Input data —
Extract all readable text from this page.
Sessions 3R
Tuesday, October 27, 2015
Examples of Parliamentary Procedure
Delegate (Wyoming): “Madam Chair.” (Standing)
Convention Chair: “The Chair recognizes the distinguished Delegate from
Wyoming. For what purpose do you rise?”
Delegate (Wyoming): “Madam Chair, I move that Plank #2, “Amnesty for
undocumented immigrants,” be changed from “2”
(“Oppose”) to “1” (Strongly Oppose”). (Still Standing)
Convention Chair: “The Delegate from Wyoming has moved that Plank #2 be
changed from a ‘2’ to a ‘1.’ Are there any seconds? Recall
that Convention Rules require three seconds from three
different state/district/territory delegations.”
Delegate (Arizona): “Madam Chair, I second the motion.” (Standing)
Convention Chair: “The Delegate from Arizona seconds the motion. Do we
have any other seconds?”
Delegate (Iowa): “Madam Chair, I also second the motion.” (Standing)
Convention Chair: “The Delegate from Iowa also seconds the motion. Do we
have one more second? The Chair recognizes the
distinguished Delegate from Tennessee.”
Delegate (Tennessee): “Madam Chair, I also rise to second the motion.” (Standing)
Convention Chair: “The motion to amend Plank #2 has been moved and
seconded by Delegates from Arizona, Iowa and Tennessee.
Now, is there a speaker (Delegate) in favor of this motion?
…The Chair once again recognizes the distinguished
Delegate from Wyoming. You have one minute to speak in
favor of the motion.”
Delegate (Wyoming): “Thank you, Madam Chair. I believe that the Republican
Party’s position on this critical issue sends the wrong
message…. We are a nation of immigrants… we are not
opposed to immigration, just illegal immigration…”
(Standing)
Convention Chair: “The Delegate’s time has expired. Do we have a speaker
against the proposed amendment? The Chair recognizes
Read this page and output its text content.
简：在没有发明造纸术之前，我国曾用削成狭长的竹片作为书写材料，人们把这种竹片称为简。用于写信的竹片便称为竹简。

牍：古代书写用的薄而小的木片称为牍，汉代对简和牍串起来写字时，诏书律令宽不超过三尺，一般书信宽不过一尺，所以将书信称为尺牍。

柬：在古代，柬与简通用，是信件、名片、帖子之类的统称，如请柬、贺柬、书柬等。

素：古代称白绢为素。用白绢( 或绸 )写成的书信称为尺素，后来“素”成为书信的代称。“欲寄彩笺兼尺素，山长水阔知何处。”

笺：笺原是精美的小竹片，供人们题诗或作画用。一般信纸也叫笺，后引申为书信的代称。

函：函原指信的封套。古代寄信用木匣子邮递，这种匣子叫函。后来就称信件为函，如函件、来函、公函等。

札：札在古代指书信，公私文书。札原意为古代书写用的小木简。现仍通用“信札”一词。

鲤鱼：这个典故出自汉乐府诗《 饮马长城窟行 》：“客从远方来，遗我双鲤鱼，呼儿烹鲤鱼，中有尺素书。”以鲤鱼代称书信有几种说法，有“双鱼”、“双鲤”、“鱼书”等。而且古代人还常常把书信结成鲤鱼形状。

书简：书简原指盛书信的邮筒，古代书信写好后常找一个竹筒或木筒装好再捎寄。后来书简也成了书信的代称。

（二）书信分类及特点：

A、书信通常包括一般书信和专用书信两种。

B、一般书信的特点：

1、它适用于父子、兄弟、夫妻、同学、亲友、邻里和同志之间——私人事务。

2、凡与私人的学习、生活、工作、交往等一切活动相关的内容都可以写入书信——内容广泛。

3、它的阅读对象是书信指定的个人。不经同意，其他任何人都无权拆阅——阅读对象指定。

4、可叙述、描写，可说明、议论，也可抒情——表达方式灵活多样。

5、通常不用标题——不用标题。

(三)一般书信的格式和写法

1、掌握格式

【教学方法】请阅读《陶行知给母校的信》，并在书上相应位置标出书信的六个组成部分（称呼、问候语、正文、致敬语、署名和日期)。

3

Request — Go through the listing and copy all of it exactly.

Reply —
Extract all readable text from this page.
Sessions 3R
Tuesday, October 27, 2015
Examples of Parliamentary Procedure
Delegate (Wyoming): “Madam Chair.” (Standing)
Convention Chair: “The Chair recognizes the distinguished Delegate from
Wyoming. For what purpose do you rise?”
Delegate (Wyoming): “Madam Chair, I move that Plank #2, “Amnesty for
undocumented immigrants,” be changed from “2”
(“Oppose”) to “1” (Strongly Oppose”). (Still Standing)
Convention Chair: “The Delegate from Wyoming has moved that Plank #2 be
changed from a ‘2’ to a ‘1.’ Are there any seconds? Recall
that Convention Rules require three seconds from three
different state/district/territory delegations.”
Delegate (Arizona): “Madam Chair, I second the motion.” (Standing)
Convention Chair: “The Delegate from Arizona seconds the motion. Do we
have any other seconds?”
Delegate (Iowa): “Madam Chair, I also second the motion.” (Standing)
Convention Chair: “The Delegate from Iowa also seconds the motion. Do we
have one more second? The Chair recognizes the
distinguished Delegate from Tennessee.”
Delegate (Tennessee): “Madam Chair, I also rise to second the motion.” (Standing)
Convention Chair: “The motion to amend Plank #2 has been moved and
seconded by Delegates from Arizona, Iowa and Tennessee.
Now, is there a speaker (Delegate) in favor of this motion?
…The Chair once again recognizes the distinguished
Delegate from Wyoming. You have one minute to speak in
favor of the motion.”
Delegate (Wyoming): “Thank you, Madam Chair. I believe that the Republican
Party’s position on this critical issue sends the wrong
message…. We are a nation of immigrants… we are not
opposed to immigration, just illegal immigration…”
(Standing)
Convention Chair: “The Delegate’s time has expired. Do we have a speaker
against the proposed amendment? The Chair recognizes
Read this page and output its text content.
简：在没有发明造纸术之前，我国曾用削成狭长的竹片作为书写材料，人们把这种竹片称为简。用于写信的竹片便称为竹简。

牍：古代书写用的薄而小的木片称为牍，汉代对简和牍串起来写字时，诏书律令宽不超过三尺，一般书信宽不过一尺，所以将书信称为尺牍。

柬：在古代，柬与简通用，是信件、名片、帖子之类的统称，如请柬、贺柬、书柬等。

素：古代称白绢为素。用白绢( 或绸 )写成的书信称为尺素，后来“素”成为书信的代称。“欲寄彩笺兼尺素，山长水阔知何处。”

笺：笺原是精美的小竹片，供人们题诗或作画用。一般信纸也叫笺，后引申为书信的代称。

函：函原指信的封套。古代寄信用木匣子邮递，这种匣子叫函。后来就称信件为函，如函件、来函、公函等。

札：札在古代指书信，公私文书。札原意为古代书写用的小木简。现仍通用“信札”一词。

鲤鱼：这个典故出自汉乐府诗《 饮马长城窟行 》：“客从远方来，遗我双鲤鱼，呼儿烹鲤鱼，中有尺素书。”以鲤鱼代称书信有几种说法，有“双鱼”、“双鲤”、“鱼书”等。而且古代人还常常把书信结成鲤鱼形状。

书简：书简原指盛书信的邮筒，古代书信写好后常找一个竹筒或木筒装好再捎寄。后来书简也成了书信的代称。

（二）书信分类及特点：

A、书信通常包括一般书信和专用书信两种。

B、一般书信的特点：

1、它适用于父子、兄弟、夫妻、同学、亲友、邻里和同志之间——私人事务。

2、凡与私人的学习、生活、工作、交往等一切活动相关的内容都可以写入书信——内容广泛。

3、它的阅读对象是书信指定的个人。不经同意，其他任何人都无权拆阅——阅读对象指定。

4、可叙述、描写，可说明、议论，也可抒情——表达方式灵活多样。

5、通常不用标题——不用标题。

(三)一般书信的格式和写法

1、掌握格式

【教学方法】请阅读《陶行知给母校的信》，并在书上相应位置标出书信的六个组成部分（称呼、问候语、正文、致敬语、署名和日期)。

3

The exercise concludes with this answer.